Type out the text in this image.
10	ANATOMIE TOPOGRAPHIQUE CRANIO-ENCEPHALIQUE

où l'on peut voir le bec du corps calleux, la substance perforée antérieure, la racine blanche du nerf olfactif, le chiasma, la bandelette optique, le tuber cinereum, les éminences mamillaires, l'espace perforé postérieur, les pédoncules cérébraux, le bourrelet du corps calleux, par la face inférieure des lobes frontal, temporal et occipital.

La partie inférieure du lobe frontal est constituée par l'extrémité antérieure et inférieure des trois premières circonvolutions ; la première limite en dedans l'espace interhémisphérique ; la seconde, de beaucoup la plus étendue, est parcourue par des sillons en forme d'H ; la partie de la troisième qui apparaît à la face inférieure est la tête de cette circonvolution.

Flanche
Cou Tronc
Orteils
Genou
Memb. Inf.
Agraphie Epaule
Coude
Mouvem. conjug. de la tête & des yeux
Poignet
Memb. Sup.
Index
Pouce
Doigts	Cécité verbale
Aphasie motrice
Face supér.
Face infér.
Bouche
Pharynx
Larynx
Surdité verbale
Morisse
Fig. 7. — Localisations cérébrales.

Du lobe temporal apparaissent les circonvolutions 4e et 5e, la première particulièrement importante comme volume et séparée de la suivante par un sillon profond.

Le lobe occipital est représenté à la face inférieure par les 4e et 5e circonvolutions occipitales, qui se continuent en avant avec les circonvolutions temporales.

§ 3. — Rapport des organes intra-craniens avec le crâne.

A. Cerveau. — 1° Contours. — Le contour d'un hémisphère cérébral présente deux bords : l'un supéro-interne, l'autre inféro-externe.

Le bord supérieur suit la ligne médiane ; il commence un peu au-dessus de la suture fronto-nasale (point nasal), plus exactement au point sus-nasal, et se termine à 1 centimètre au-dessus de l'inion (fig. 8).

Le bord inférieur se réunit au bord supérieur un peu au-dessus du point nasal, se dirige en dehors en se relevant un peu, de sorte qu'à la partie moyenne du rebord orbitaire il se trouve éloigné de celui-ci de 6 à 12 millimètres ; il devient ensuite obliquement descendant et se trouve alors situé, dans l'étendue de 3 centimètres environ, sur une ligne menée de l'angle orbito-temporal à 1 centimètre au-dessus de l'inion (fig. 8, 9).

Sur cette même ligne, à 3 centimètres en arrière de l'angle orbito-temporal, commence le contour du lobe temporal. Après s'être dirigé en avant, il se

********************

**Task instructions**
Answer with one number only: how many lines above contain the word "avant".

**Right answer**
2